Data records
═══

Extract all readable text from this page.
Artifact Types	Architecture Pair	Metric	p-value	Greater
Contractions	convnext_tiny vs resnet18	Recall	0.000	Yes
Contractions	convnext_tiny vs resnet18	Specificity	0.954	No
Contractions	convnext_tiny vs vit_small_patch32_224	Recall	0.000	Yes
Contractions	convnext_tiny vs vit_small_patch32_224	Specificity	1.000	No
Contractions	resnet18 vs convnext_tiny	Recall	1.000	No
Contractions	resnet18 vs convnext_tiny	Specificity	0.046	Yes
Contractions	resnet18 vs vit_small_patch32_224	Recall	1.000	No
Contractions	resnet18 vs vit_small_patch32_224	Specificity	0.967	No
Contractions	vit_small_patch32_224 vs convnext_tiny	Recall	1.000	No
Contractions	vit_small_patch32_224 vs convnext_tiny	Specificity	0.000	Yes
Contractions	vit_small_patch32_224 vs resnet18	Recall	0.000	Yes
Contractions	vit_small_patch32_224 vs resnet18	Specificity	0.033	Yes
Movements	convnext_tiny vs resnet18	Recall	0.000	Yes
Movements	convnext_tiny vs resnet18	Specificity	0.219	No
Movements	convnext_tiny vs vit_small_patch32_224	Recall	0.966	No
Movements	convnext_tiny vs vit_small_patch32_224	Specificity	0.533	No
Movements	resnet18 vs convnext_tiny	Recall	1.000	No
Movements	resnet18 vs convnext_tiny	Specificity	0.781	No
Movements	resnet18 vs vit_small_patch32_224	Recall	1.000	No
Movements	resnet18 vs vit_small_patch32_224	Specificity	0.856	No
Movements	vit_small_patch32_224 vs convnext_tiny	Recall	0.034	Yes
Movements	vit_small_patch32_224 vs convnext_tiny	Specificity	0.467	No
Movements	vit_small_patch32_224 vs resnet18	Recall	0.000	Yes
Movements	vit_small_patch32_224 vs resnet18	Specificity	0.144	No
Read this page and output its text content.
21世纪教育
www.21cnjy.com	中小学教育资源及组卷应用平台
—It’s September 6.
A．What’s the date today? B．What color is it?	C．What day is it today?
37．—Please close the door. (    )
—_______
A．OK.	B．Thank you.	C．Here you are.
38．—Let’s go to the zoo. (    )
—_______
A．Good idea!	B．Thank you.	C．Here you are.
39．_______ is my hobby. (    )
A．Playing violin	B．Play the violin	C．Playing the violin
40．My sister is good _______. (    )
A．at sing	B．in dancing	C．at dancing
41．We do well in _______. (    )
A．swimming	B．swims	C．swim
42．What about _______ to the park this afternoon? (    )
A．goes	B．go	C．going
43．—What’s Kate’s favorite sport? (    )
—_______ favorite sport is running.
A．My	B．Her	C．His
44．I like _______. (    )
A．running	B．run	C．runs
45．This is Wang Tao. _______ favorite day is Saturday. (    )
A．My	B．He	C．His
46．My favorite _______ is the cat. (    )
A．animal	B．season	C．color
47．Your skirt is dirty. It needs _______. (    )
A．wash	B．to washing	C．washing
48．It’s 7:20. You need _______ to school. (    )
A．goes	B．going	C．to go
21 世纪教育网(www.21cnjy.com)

═══

What this task involves
The records above should be duplicated in full, exactly as given.

Expected answer
Extract all readable text from this page.
Artifact Types	Architecture Pair	Metric	p-value	Greater
Contractions	convnext_tiny vs resnet18	Recall	0.000	Yes
Contractions	convnext_tiny vs resnet18	Specificity	0.954	No
Contractions	convnext_tiny vs vit_small_patch32_224	Recall	0.000	Yes
Contractions	convnext_tiny vs vit_small_patch32_224	Specificity	1.000	No
Contractions	resnet18 vs convnext_tiny	Recall	1.000	No
Contractions	resnet18 vs convnext_tiny	Specificity	0.046	Yes
Contractions	resnet18 vs vit_small_patch32_224	Recall	1.000	No
Contractions	resnet18 vs vit_small_patch32_224	Specificity	0.967	No
Contractions	vit_small_patch32_224 vs convnext_tiny	Recall	1.000	No
Contractions	vit_small_patch32_224 vs convnext_tiny	Specificity	0.000	Yes
Contractions	vit_small_patch32_224 vs resnet18	Recall	0.000	Yes
Contractions	vit_small_patch32_224 vs resnet18	Specificity	0.033	Yes
Movements	convnext_tiny vs resnet18	Recall	0.000	Yes
Movements	convnext_tiny vs resnet18	Specificity	0.219	No
Movements	convnext_tiny vs vit_small_patch32_224	Recall	0.966	No
Movements	convnext_tiny vs vit_small_patch32_224	Specificity	0.533	No
Movements	resnet18 vs convnext_tiny	Recall	1.000	No
Movements	resnet18 vs convnext_tiny	Specificity	0.781	No
Movements	resnet18 vs vit_small_patch32_224	Recall	1.000	No
Movements	resnet18 vs vit_small_patch32_224	Specificity	0.856	No
Movements	vit_small_patch32_224 vs convnext_tiny	Recall	0.034	Yes
Movements	vit_small_patch32_224 vs convnext_tiny	Specificity	0.467	No
Movements	vit_small_patch32_224 vs resnet18	Recall	0.000	Yes
Movements	vit_small_patch32_224 vs resnet18	Specificity	0.144	No
Read this page and output its text content.
21世纪教育
www.21cnjy.com	中小学教育资源及组卷应用平台
—It’s September 6.
A．What’s the date today? B．What color is it?	C．What day is it today?
37．—Please close the door. (    )
—_______
A．OK.	B．Thank you.	C．Here you are.
38．—Let’s go to the zoo. (    )
—_______
A．Good idea!	B．Thank you.	C．Here you are.
39．_______ is my hobby. (    )
A．Playing violin	B．Play the violin	C．Playing the violin
40．My sister is good _______. (    )
A．at sing	B．in dancing	C．at dancing
41．We do well in _______. (    )
A．swimming	B．swims	C．swim
42．What about _______ to the park this afternoon? (    )
A．goes	B．go	C．going
43．—What’s Kate’s favorite sport? (    )
—_______ favorite sport is running.
A．My	B．Her	C．His
44．I like _______. (    )
A．running	B．run	C．runs
45．This is Wang Tao. _______ favorite day is Saturday. (    )
A．My	B．He	C．His
46．My favorite _______ is the cat. (    )
A．animal	B．season	C．color
47．Your skirt is dirty. It needs _______. (    )
A．wash	B．to washing	C．washing
48．It’s 7:20. You need _______ to school. (    )
A．goes	B．going	C．to go
21 世纪教育网(www.21cnjy.com)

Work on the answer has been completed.